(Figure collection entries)

════════

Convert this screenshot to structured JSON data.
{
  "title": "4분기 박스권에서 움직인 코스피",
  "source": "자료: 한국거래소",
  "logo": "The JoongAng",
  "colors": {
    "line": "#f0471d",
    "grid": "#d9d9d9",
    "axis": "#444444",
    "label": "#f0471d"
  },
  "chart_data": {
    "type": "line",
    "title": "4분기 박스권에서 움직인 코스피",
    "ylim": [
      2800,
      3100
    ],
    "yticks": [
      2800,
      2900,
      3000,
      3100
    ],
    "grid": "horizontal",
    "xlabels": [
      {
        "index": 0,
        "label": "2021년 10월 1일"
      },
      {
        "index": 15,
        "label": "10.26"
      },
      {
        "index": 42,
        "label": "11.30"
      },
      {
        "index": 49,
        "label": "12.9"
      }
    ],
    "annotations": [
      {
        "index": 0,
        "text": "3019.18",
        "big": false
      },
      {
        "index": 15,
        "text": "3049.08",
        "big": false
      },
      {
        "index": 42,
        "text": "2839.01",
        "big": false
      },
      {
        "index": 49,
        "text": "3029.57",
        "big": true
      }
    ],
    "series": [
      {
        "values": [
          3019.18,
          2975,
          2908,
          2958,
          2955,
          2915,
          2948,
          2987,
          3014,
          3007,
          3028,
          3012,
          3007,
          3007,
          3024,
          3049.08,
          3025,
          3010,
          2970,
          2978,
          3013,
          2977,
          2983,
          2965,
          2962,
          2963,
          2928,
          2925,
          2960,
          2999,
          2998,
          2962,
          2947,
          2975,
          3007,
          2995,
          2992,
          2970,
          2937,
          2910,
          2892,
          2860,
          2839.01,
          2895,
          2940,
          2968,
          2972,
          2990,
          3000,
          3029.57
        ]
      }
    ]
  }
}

════════

■ WORK TO COMPLETE ■
Report only the number of lines in the data above that contain "title".

■ EXPECTED OUTPUT ■
2